Part of a data file:
-- BEGIN --

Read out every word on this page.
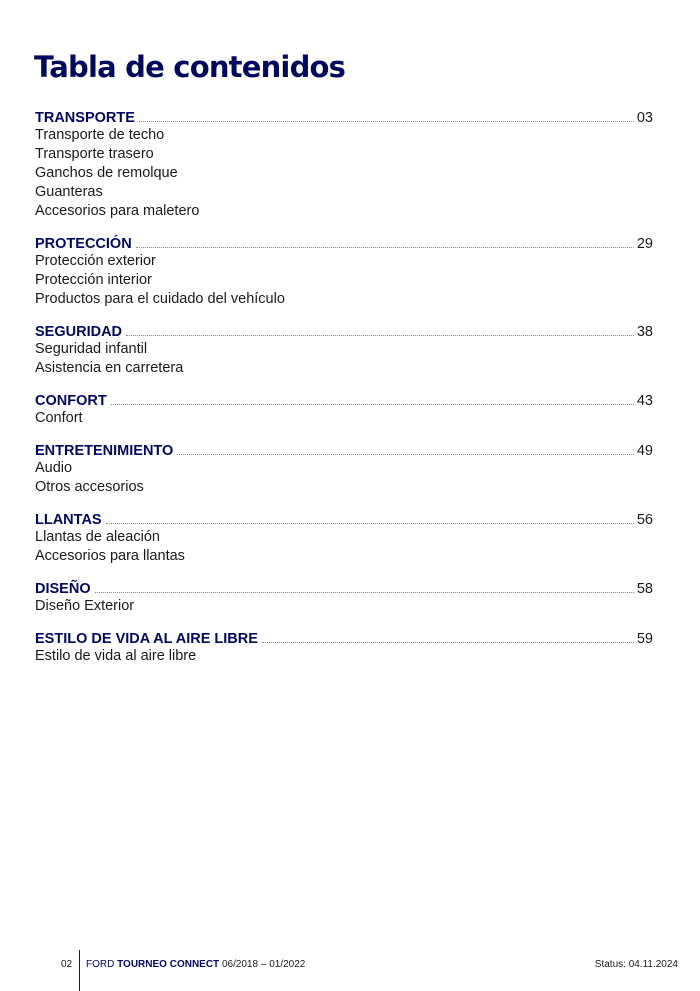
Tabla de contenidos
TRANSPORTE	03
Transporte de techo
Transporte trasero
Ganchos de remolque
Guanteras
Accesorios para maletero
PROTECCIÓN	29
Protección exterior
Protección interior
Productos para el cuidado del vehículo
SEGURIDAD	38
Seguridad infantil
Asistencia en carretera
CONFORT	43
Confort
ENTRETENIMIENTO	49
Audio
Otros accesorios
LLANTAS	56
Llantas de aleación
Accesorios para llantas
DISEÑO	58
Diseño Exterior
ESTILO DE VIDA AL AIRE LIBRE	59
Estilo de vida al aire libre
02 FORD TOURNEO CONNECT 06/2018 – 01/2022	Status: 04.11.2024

-- END --

— Instructions to follow —
Make an exact copy of all entries above, dropping the images.

— Problem solution —
Read out every word on this page.
Tabla de contenidos
TRANSPORTE	03
Transporte de techo
Transporte trasero
Ganchos de remolque
Guanteras
Accesorios para maletero
PROTECCIÓN	29
Protección exterior
Protección interior
Productos para el cuidado del vehículo
SEGURIDAD	38
Seguridad infantil
Asistencia en carretera
CONFORT	43
Confort
ENTRETENIMIENTO	49
Audio
Otros accesorios
LLANTAS	56
Llantas de aleación
Accesorios para llantas
DISEÑO	58
Diseño Exterior
ESTILO DE VIDA AL AIRE LIBRE	59
Estilo de vida al aire libre
02 FORD TOURNEO CONNECT 06/2018 – 01/2022	Status: 04.11.2024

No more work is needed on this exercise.